** Start of Records for this task **
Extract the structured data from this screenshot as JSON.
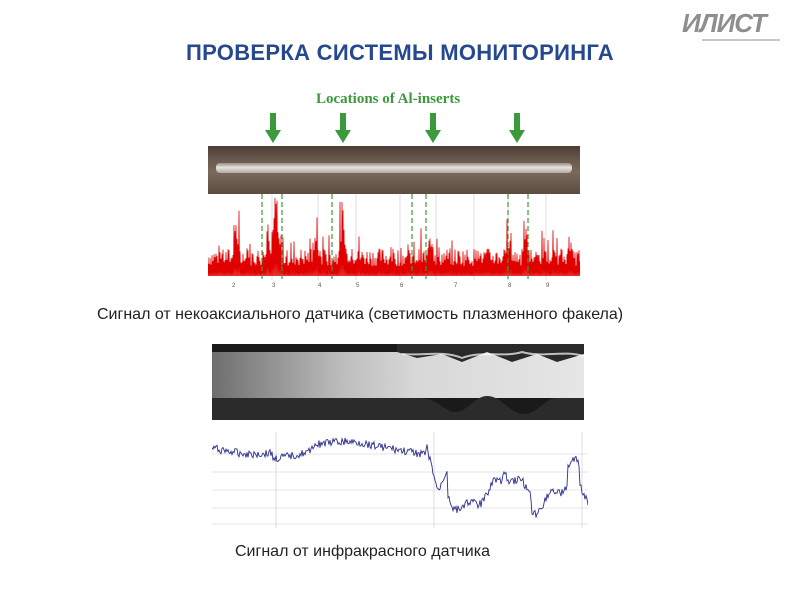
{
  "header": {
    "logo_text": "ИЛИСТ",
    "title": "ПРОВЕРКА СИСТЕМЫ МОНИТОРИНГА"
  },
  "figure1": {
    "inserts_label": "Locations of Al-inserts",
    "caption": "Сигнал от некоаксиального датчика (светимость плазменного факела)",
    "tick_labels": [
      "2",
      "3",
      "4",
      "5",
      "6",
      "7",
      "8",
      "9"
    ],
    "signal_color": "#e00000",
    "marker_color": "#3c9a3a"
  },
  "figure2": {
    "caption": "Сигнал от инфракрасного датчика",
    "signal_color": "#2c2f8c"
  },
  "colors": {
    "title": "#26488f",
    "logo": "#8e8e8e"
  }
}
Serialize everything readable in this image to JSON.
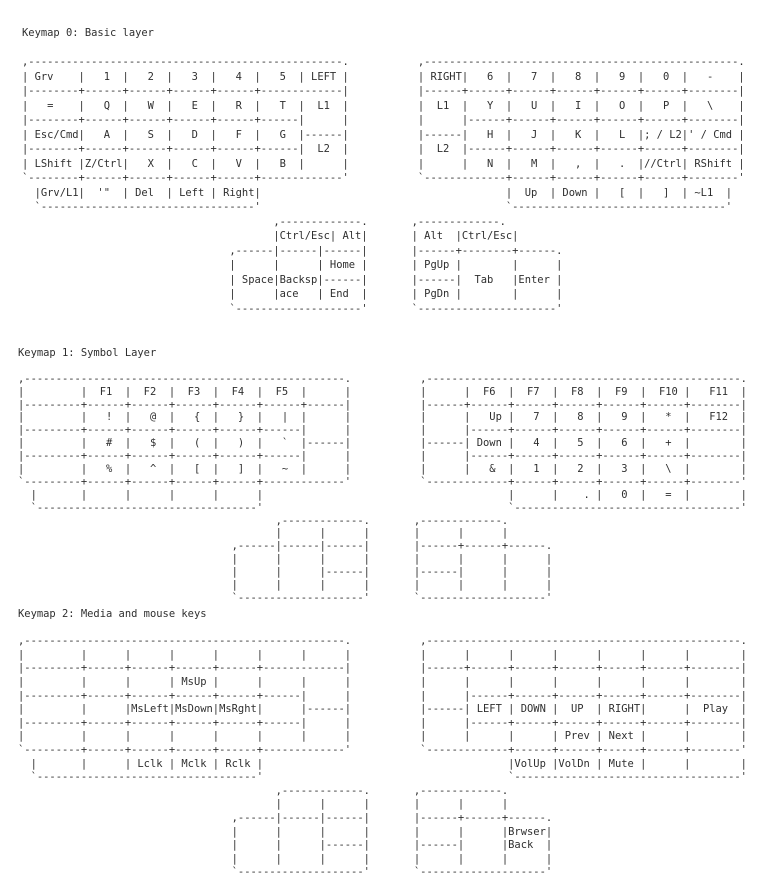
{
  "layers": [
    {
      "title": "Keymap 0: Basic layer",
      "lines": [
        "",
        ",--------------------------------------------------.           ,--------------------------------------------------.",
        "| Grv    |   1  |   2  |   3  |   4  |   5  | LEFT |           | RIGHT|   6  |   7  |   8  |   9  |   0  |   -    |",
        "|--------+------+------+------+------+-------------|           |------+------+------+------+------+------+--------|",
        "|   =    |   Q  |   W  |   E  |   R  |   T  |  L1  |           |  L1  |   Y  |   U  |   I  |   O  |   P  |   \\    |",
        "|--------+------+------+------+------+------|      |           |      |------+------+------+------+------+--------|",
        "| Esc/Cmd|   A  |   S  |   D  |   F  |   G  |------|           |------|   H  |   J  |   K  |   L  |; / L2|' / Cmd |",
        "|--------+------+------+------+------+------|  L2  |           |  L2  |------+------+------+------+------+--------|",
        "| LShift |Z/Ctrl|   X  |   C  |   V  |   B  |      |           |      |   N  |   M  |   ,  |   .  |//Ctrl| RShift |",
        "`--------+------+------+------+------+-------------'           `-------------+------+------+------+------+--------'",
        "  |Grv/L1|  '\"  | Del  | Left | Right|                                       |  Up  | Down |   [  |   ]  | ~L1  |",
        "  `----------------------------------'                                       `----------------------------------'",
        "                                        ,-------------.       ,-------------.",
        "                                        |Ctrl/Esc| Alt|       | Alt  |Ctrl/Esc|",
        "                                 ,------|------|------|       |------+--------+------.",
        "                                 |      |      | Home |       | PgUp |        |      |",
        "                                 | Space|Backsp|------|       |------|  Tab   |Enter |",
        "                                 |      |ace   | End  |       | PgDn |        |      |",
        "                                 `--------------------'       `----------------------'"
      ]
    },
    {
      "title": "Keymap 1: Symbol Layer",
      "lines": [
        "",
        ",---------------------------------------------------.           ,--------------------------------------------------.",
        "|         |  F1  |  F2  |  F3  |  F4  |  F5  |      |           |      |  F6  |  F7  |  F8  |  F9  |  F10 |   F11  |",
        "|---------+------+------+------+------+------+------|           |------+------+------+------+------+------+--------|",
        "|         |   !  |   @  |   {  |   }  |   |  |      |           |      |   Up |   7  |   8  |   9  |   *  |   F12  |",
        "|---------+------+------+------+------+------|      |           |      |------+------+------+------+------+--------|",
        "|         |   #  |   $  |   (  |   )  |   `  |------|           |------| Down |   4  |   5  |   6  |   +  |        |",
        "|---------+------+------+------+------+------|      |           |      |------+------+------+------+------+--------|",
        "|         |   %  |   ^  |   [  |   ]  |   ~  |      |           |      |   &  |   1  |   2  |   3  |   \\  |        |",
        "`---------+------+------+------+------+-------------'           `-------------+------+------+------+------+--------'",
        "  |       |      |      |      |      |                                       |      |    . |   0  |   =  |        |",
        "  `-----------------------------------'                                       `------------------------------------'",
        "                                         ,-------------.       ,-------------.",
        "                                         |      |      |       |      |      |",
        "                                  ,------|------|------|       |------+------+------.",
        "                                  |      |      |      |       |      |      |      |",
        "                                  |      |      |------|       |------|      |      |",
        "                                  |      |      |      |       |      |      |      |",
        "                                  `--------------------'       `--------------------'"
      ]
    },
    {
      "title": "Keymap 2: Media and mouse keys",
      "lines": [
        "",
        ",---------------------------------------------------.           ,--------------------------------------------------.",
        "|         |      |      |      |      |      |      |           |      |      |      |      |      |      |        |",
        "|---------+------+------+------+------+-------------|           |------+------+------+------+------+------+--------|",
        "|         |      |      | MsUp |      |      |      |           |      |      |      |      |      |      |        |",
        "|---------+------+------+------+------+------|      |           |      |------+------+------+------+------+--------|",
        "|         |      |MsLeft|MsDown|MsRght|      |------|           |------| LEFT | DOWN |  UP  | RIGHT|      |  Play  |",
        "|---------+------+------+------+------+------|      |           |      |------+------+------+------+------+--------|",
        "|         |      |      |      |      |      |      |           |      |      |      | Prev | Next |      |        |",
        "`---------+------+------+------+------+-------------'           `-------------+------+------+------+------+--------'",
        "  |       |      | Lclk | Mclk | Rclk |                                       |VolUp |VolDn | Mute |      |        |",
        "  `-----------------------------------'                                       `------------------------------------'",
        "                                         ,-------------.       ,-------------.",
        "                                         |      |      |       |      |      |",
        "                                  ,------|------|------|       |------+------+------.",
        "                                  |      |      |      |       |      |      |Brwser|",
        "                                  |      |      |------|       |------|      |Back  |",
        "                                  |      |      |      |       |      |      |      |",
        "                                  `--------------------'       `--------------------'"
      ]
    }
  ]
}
** End of Records for this task **
▸ What is needed:
From the entries above, copy every line where the word "Keymap" shows up.

▸ Exercise response:
      "title": "Keymap 0: Basic layer",
      "title": "Keymap 1: Symbol Layer",
      "title": "Keymap 2: Media and mouse keys",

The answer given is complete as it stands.